● **WHAT IS ASKED**
Can you copy out the data word for word, beginning at its first line and stopping after the line that contains "benefit: assumable loan: FHA"?

● **DATASET RECORDS**
* begin *

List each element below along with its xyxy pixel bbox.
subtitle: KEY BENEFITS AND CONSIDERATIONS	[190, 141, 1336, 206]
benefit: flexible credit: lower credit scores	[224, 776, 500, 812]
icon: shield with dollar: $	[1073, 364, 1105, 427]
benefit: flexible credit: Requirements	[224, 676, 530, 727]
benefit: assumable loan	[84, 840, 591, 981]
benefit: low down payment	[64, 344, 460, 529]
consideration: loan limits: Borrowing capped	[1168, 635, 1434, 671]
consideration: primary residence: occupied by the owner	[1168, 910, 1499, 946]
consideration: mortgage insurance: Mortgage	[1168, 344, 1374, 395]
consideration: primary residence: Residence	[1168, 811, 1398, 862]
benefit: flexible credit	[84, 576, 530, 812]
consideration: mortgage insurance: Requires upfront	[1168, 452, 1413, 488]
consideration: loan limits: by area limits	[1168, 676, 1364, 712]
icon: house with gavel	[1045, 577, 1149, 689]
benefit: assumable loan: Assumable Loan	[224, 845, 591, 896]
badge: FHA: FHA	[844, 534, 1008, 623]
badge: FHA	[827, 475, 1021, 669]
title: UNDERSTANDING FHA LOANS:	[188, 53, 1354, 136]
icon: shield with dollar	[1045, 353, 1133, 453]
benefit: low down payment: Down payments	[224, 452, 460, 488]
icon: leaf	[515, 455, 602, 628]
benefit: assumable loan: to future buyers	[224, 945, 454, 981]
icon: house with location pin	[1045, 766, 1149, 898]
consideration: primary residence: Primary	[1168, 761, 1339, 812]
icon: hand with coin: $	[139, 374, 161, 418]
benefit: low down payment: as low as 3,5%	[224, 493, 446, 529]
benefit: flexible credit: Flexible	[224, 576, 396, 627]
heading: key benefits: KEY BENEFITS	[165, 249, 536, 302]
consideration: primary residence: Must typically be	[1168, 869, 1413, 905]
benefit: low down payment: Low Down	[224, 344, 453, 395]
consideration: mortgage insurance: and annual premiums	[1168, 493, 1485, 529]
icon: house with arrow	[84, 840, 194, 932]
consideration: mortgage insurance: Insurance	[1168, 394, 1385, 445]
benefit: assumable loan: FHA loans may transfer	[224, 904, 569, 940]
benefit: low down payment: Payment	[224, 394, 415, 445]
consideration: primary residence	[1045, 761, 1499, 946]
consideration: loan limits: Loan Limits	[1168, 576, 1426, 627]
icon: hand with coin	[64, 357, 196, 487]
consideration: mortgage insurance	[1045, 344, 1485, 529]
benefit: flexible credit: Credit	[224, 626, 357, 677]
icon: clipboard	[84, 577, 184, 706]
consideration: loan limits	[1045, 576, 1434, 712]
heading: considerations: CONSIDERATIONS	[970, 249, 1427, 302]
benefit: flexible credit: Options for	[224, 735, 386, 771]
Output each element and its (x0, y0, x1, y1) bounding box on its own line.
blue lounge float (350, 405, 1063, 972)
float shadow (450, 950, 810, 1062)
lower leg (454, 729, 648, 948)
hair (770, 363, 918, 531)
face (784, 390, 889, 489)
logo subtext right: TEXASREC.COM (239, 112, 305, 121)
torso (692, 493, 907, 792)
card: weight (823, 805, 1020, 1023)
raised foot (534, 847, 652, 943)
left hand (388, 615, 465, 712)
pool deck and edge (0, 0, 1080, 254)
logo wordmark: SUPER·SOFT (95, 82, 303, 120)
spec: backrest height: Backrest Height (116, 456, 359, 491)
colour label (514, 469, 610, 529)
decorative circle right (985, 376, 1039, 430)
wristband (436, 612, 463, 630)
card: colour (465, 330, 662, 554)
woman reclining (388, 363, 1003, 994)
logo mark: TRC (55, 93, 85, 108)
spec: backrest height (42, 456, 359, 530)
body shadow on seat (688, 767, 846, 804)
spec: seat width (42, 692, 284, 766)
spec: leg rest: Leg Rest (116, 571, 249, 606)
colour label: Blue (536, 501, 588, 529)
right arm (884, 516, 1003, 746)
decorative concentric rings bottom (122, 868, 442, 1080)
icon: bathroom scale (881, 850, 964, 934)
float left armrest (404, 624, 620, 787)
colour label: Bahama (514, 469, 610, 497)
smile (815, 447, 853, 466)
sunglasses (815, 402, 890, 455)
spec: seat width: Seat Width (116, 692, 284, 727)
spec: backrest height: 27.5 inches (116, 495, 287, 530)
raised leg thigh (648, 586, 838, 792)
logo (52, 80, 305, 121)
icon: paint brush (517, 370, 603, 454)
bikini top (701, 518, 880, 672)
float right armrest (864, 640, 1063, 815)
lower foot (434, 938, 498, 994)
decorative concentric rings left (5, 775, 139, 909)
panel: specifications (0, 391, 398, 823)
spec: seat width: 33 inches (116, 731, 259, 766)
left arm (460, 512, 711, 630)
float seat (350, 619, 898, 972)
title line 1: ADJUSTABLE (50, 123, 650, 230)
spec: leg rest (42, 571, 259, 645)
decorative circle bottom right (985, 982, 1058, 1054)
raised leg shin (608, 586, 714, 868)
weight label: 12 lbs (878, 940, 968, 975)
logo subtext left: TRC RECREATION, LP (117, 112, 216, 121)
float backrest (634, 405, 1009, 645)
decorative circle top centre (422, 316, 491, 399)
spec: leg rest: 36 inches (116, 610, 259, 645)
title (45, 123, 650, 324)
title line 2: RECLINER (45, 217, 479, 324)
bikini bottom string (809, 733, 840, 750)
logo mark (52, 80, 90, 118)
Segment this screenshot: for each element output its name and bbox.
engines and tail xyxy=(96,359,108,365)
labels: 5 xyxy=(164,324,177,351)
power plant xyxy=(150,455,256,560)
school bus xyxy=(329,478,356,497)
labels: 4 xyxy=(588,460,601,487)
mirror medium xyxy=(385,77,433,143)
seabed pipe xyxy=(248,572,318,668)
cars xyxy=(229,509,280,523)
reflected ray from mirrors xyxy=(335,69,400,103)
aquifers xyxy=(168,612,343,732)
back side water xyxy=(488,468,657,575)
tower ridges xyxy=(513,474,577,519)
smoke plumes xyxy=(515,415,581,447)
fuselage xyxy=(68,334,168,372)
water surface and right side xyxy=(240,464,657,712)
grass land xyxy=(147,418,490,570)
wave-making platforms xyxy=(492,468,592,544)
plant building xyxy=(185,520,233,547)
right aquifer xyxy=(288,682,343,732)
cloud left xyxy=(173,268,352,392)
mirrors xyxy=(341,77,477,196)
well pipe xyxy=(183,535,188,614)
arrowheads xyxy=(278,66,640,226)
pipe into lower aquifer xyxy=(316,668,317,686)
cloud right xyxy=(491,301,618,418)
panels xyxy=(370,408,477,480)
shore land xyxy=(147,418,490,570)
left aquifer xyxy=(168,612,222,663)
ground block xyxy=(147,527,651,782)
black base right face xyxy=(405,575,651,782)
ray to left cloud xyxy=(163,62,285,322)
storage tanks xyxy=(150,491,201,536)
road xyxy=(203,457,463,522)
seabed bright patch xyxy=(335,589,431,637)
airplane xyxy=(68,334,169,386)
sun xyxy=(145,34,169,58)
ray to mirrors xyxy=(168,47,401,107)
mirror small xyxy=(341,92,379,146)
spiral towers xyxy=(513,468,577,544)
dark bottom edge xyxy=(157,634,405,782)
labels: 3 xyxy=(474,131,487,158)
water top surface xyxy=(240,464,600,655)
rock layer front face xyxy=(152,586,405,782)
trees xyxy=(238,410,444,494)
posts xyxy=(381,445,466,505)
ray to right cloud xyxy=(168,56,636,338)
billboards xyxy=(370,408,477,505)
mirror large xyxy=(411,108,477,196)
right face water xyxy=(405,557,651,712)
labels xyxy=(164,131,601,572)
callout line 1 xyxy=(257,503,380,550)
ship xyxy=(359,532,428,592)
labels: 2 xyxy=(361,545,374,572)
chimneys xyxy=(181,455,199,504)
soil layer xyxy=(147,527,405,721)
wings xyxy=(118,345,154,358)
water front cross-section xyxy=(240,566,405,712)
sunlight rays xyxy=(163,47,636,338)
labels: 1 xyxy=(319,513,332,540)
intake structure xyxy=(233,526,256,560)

* end *

● **THE RESPONSE**
List each element below along with its xyxy pixel bbox.
subtitle: KEY BENEFITS AND CONSIDERATIONS	[190, 141, 1336, 206]
benefit: flexible credit: lower credit scores	[224, 776, 500, 812]
icon: shield with dollar: $	[1073, 364, 1105, 427]
benefit: flexible credit: Requirements	[224, 676, 530, 727]
benefit: assumable loan	[84, 840, 591, 981]
benefit: low down payment	[64, 344, 460, 529]
consideration: loan limits: Borrowing capped	[1168, 635, 1434, 671]
consideration: primary residence: occupied by the owner	[1168, 910, 1499, 946]
consideration: mortgage insurance: Mortgage	[1168, 344, 1374, 395]
consideration: primary residence: Residence	[1168, 811, 1398, 862]
benefit: flexible credit	[84, 576, 530, 812]
consideration: mortgage insurance: Requires upfront	[1168, 452, 1413, 488]
consideration: loan limits: by area limits	[1168, 676, 1364, 712]
icon: house with gavel	[1045, 577, 1149, 689]
benefit: assumable loan: Assumable Loan	[224, 845, 591, 896]
badge: FHA: FHA	[844, 534, 1008, 623]
badge: FHA	[827, 475, 1021, 669]
title: UNDERSTANDING FHA LOANS:	[188, 53, 1354, 136]
icon: shield with dollar	[1045, 353, 1133, 453]
benefit: low down payment: Down payments	[224, 452, 460, 488]
icon: leaf	[515, 455, 602, 628]
benefit: assumable loan: to future buyers	[224, 945, 454, 981]
icon: house with location pin	[1045, 766, 1149, 898]
consideration: primary residence: Primary	[1168, 761, 1339, 812]
icon: hand with coin: $	[139, 374, 161, 418]
benefit: low down payment: as low as 3,5%	[224, 493, 446, 529]
benefit: flexible credit: Flexible	[224, 576, 396, 627]
heading: key benefits: KEY BENEFITS	[165, 249, 536, 302]
consideration: primary residence: Must typically be	[1168, 869, 1413, 905]
benefit: low down payment: Low Down	[224, 344, 453, 395]
consideration: mortgage insurance: and annual premiums	[1168, 493, 1485, 529]
icon: house with arrow	[84, 840, 194, 932]
consideration: mortgage insurance: Insurance	[1168, 394, 1385, 445]
benefit: assumable loan: FHA loans may transfer	[224, 904, 569, 940]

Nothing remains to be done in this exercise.